**WHAT IS REQUIRED**
Identify all lines in the data containing the string "screenshot". Copy them out.

**DATA PROVIDED**
==================================================

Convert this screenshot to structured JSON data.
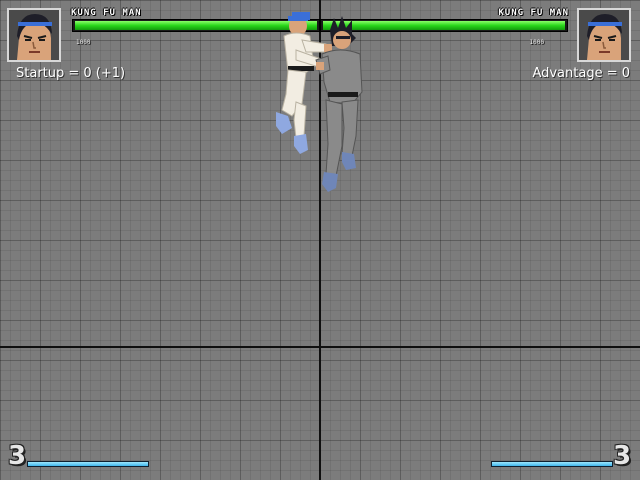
{
  "players": {
    "p1": {
      "name": "KUNG FU MAN",
      "life_fraction": 1.0,
      "power_label": "1000",
      "debug_text": "Startup = 0 (+1)",
      "power_level": "3",
      "power_fraction": 1.0,
      "portrait_icon": "kung-fu-man-portrait"
    },
    "p2": {
      "name": "KUNG FU MAN",
      "life_fraction": 1.0,
      "power_label": "1000",
      "debug_text": "Advantage = 0",
      "power_level": "3",
      "power_fraction": 1.0,
      "portrait_icon": "kung-fu-man-portrait"
    }
  },
  "colors": {
    "life": "#29d61a",
    "power": "#3fb6ec",
    "grid_bg": "#7c7c7c",
    "p1_gi": "#f2ede2",
    "p2_gi": "#8a8a8a"
  },
  "fighters": [
    {
      "id": "p1",
      "pose": "grab",
      "outfit": "white-gi"
    },
    {
      "id": "p2",
      "pose": "hit-reel",
      "outfit": "grey-gi"
    }
  ]
}
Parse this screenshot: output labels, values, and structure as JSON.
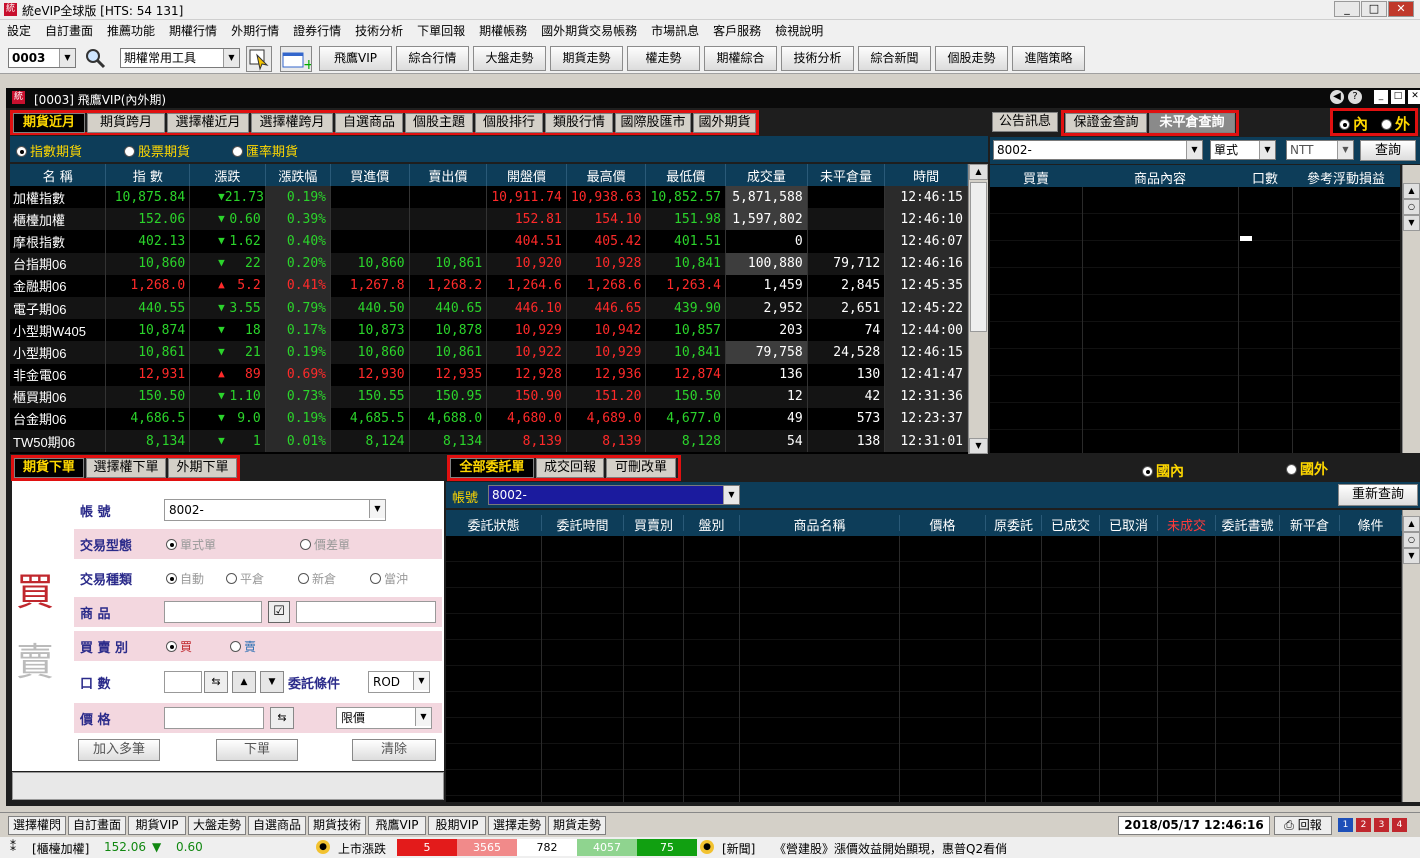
{
  "window": {
    "title": "統eVIP全球版 [HTS: 54 131]"
  },
  "menu": [
    "設定",
    "自訂畫面",
    "推薦功能",
    "期權行情",
    "外期行情",
    "證券行情",
    "技術分析",
    "下單回報",
    "期權帳務",
    "國外期貨交易帳務",
    "市場訊息",
    "客戶服務",
    "檢視說明"
  ],
  "toolbar": {
    "stock_code": "0003",
    "tool_select": "期權常用工具",
    "buttons": [
      "飛鷹VIP",
      "綜合行情",
      "大盤走勢",
      "期貨走勢",
      "權走勢",
      "期權綜合",
      "技術分析",
      "綜合新聞",
      "個股走勢",
      "進階策略"
    ]
  },
  "inner_title": "[0003] 飛鷹VIP(內外期)",
  "quote_tabs": [
    "期貨近月",
    "期貨跨月",
    "選擇權近月",
    "選擇權跨月",
    "自選商品",
    "個股主題",
    "個股排行",
    "類股行情",
    "國際股匯市",
    "國外期貨"
  ],
  "quote_filters": [
    "指數期貨",
    "股票期貨",
    "匯率期貨"
  ],
  "quote_columns": [
    "名 稱",
    "指 數",
    "漲跌",
    "漲跌幅",
    "買進價",
    "賣出價",
    "開盤價",
    "最高價",
    "最低價",
    "成交量",
    "未平倉量",
    "時間"
  ],
  "quote_rows": [
    {
      "name": "加權指數",
      "idx": "10,875.84",
      "dir": "down",
      "chg": "21.73",
      "pct": "0.19%",
      "bid": "",
      "ask": "",
      "open": "10,911.74",
      "high": "10,938.63",
      "low": "10,852.57",
      "vol": "5,871,588",
      "oi": "",
      "time": "12:46:15"
    },
    {
      "name": "櫃檯加權",
      "idx": "152.06",
      "dir": "down",
      "chg": "0.60",
      "pct": "0.39%",
      "bid": "",
      "ask": "",
      "open": "152.81",
      "high": "154.10",
      "low": "151.98",
      "vol": "1,597,802",
      "oi": "",
      "time": "12:46:10"
    },
    {
      "name": "摩根指數",
      "idx": "402.13",
      "dir": "down",
      "chg": "1.62",
      "pct": "0.40%",
      "bid": "",
      "ask": "",
      "open": "404.51",
      "high": "405.42",
      "low": "401.51",
      "vol": "0",
      "oi": "",
      "time": "12:46:07"
    },
    {
      "name": "台指期06",
      "idx": "10,860",
      "dir": "down",
      "chg": "22",
      "pct": "0.20%",
      "bid": "10,860",
      "ask": "10,861",
      "open": "10,920",
      "high": "10,928",
      "low": "10,841",
      "vol": "100,880",
      "oi": "79,712",
      "time": "12:46:16"
    },
    {
      "name": "金融期06",
      "idx": "1,268.0",
      "dir": "up",
      "chg": "5.2",
      "pct": "0.41%",
      "bid": "1,267.8",
      "ask": "1,268.2",
      "open": "1,264.6",
      "high": "1,268.6",
      "low": "1,263.4",
      "vol": "1,459",
      "oi": "2,845",
      "time": "12:45:35"
    },
    {
      "name": "電子期06",
      "idx": "440.55",
      "dir": "down",
      "chg": "3.55",
      "pct": "0.79%",
      "bid": "440.50",
      "ask": "440.65",
      "open": "446.10",
      "high": "446.65",
      "low": "439.90",
      "vol": "2,952",
      "oi": "2,651",
      "time": "12:45:22"
    },
    {
      "name": "小型期W405",
      "idx": "10,874",
      "dir": "down",
      "chg": "18",
      "pct": "0.17%",
      "bid": "10,873",
      "ask": "10,878",
      "open": "10,929",
      "high": "10,942",
      "low": "10,857",
      "vol": "203",
      "oi": "74",
      "time": "12:44:00"
    },
    {
      "name": "小型期06",
      "idx": "10,861",
      "dir": "down",
      "chg": "21",
      "pct": "0.19%",
      "bid": "10,860",
      "ask": "10,861",
      "open": "10,922",
      "high": "10,929",
      "low": "10,841",
      "vol": "79,758",
      "oi": "24,528",
      "time": "12:46:15"
    },
    {
      "name": "非金電06",
      "idx": "12,931",
      "dir": "up",
      "chg": "89",
      "pct": "0.69%",
      "bid": "12,930",
      "ask": "12,935",
      "open": "12,928",
      "high": "12,936",
      "low": "12,874",
      "vol": "136",
      "oi": "130",
      "time": "12:41:47"
    },
    {
      "name": "櫃買期06",
      "idx": "150.50",
      "dir": "down",
      "chg": "1.10",
      "pct": "0.73%",
      "bid": "150.55",
      "ask": "150.95",
      "open": "150.90",
      "high": "151.20",
      "low": "150.50",
      "vol": "12",
      "oi": "42",
      "time": "12:31:36"
    },
    {
      "name": "台金期06",
      "idx": "4,686.5",
      "dir": "down",
      "chg": "9.0",
      "pct": "0.19%",
      "bid": "4,685.5",
      "ask": "4,688.0",
      "open": "4,680.0",
      "high": "4,689.0",
      "low": "4,677.0",
      "vol": "49",
      "oi": "573",
      "time": "12:23:37"
    },
    {
      "name": "TW50期06",
      "idx": "8,134",
      "dir": "down",
      "chg": "1",
      "pct": "0.01%",
      "bid": "8,124",
      "ask": "8,134",
      "open": "8,139",
      "high": "8,139",
      "low": "8,128",
      "vol": "54",
      "oi": "138",
      "time": "12:31:01"
    }
  ],
  "right_panel": {
    "tabs": [
      "公告訊息",
      "保證金查詢",
      "未平倉查詢"
    ],
    "market_radio": [
      "內",
      "外"
    ],
    "account": "8002-",
    "mode": "單式",
    "currency": "NTT",
    "query": "查詢",
    "columns": [
      "買賣",
      "商品內容",
      "口數",
      "參考浮動損益"
    ]
  },
  "order_tabs": [
    "期貨下單",
    "選擇權下單",
    "外期下單"
  ],
  "order_form": {
    "buy_glyph": "買",
    "sell_glyph": "賣",
    "account_label": "帳 號",
    "account": "8002-",
    "trade_type_label": "交易型態",
    "trade_types": [
      "單式單",
      "價差單"
    ],
    "category_label": "交易種類",
    "categories": [
      "自動",
      "平倉",
      "新倉",
      "當沖"
    ],
    "product_label": "商 品",
    "side_label": "買 賣 別",
    "side_buy": "買",
    "side_sell": "賣",
    "qty_label": "口 數",
    "condition_label": "委託條件",
    "condition": "ROD",
    "price_label": "價 格",
    "price_type": "限價",
    "add_button": "加入多筆",
    "submit_button": "下單",
    "clear_button": "清除"
  },
  "orders": {
    "tabs": [
      "全部委託單",
      "成交回報",
      "可刪改單"
    ],
    "market_radio": [
      "國內",
      "國外"
    ],
    "account_label": "帳號",
    "account": "8002-",
    "requery": "重新查詢",
    "columns": [
      "委託狀態",
      "委託時間",
      "買賣別",
      "盤別",
      "商品名稱",
      "價格",
      "原委託",
      "已成交",
      "已取消",
      "未成交",
      "委託書號",
      "新平倉",
      "條件"
    ]
  },
  "bottom_buttons": [
    "選擇權閃",
    "自訂畫面",
    "期貨VIP",
    "大盤走勢",
    "自選商品",
    "期貨技術",
    "飛鷹VIP",
    "股期VIP",
    "選擇走勢",
    "期貨走勢"
  ],
  "datetime": "2018/05/17 12:46:16",
  "report_btn": "回報",
  "ticker": {
    "index_name": "[櫃檯加權]",
    "index_value": "152.06",
    "index_dir": "▼",
    "index_chg": "0.60",
    "listed_label": "上市漲跌",
    "counts": [
      "5",
      "3565",
      "782",
      "4057",
      "75"
    ],
    "news_label": "[新聞]",
    "news": "《營建股》漲價效益開始顯現，惠普Q2看俏"
  }
}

==================================================

**EXERCISE RESPONSE**
Convert this screenshot to structured JSON data.
Parse this screenshot: output labels, values, and structure as JSON.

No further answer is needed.